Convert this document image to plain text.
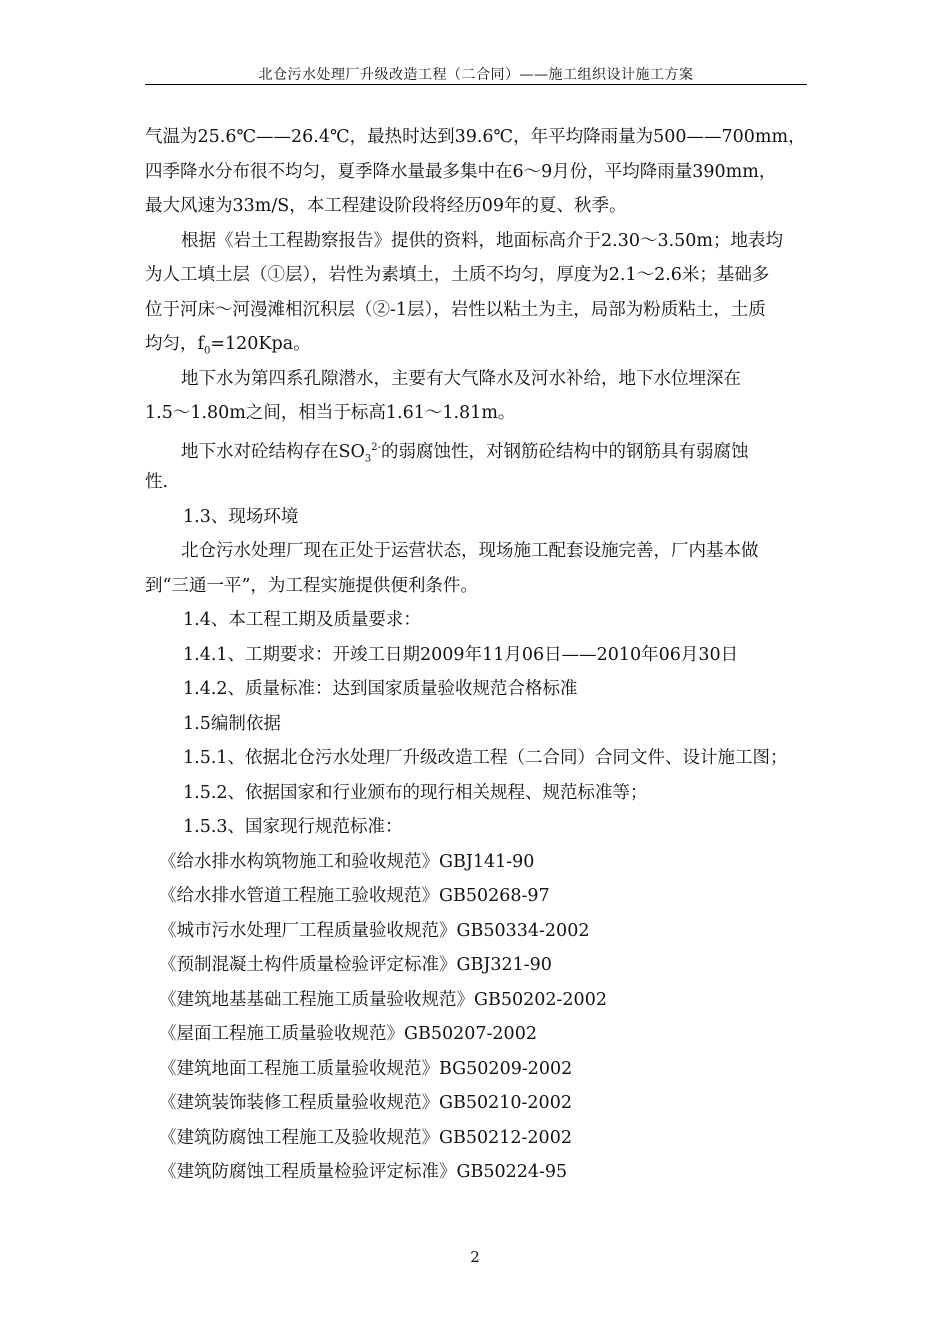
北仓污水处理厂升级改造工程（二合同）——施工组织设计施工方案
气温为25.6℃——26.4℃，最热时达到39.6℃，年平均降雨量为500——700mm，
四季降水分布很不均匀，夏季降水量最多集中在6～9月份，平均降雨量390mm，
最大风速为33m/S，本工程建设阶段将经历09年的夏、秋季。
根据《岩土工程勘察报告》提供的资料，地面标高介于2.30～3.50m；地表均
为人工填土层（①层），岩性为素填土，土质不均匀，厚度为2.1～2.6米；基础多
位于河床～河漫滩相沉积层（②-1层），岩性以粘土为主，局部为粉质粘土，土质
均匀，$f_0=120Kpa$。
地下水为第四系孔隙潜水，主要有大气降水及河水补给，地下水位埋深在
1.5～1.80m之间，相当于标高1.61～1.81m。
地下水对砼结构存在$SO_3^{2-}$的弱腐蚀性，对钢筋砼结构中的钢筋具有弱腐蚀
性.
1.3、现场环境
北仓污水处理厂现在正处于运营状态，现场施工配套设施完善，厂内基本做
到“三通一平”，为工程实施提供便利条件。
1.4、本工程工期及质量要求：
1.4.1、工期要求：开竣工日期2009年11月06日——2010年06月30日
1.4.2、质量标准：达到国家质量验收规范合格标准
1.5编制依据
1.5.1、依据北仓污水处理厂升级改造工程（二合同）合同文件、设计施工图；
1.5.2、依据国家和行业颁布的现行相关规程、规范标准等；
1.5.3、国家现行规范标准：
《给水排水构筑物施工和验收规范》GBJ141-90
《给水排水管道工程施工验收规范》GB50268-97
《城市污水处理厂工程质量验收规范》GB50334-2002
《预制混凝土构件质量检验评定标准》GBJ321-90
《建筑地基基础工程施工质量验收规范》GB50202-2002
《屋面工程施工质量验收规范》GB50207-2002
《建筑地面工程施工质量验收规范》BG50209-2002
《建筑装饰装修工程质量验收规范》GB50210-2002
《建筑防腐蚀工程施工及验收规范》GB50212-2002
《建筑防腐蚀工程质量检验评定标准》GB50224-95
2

...

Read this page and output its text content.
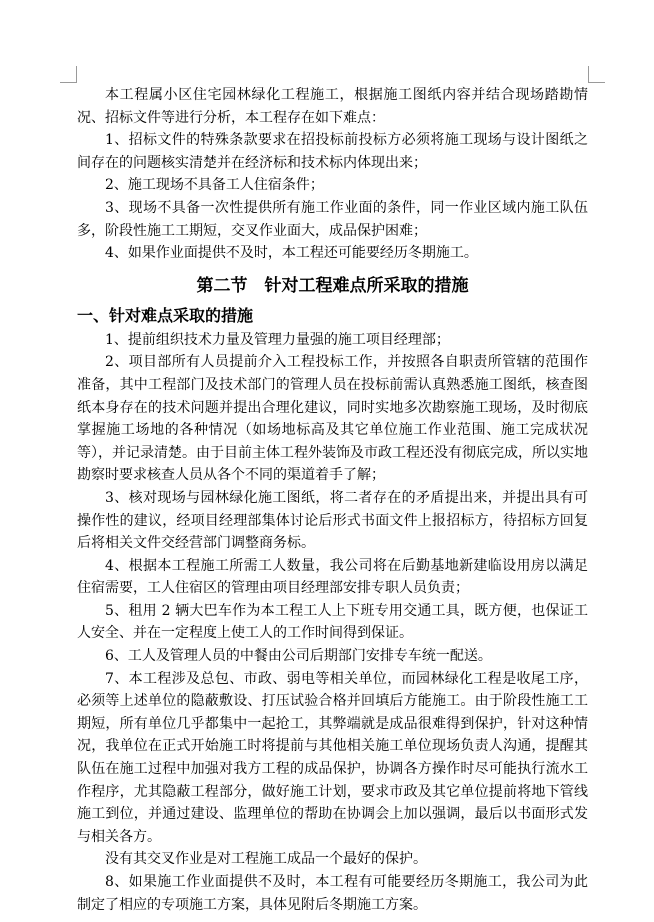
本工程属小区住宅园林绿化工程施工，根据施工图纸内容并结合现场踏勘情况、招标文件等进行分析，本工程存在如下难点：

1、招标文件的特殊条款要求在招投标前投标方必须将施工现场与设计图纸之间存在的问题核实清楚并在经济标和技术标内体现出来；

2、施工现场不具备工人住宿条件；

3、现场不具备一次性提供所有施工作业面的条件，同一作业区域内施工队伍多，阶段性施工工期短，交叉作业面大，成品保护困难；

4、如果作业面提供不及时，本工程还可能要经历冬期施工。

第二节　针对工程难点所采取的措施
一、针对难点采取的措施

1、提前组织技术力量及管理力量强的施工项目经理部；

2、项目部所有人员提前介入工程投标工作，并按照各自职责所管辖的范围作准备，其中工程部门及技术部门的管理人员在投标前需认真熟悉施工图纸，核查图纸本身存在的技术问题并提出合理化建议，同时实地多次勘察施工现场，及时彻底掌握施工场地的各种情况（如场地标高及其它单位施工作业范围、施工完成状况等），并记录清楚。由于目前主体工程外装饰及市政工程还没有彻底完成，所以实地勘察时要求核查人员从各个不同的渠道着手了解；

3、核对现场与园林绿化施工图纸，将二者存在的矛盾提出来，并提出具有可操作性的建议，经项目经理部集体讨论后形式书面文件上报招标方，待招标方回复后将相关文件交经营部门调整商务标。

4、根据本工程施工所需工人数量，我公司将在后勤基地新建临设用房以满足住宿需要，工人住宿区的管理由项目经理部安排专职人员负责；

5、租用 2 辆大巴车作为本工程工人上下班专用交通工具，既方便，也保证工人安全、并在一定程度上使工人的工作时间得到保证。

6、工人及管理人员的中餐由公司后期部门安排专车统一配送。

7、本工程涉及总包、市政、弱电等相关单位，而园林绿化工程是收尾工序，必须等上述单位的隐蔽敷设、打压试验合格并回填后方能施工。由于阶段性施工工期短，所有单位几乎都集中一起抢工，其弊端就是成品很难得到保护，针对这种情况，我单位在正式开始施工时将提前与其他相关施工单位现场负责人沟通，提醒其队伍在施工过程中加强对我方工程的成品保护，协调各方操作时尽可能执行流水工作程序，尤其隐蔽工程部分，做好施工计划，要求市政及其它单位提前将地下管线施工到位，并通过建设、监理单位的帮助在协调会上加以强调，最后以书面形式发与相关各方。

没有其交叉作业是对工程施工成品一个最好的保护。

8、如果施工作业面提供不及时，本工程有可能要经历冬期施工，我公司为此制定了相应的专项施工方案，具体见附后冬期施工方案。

_What you should do_
Locate the word "text" in the records and collect each line it appears in.

_Result_
Convert this document image to plain text.
Read this page and output its text content.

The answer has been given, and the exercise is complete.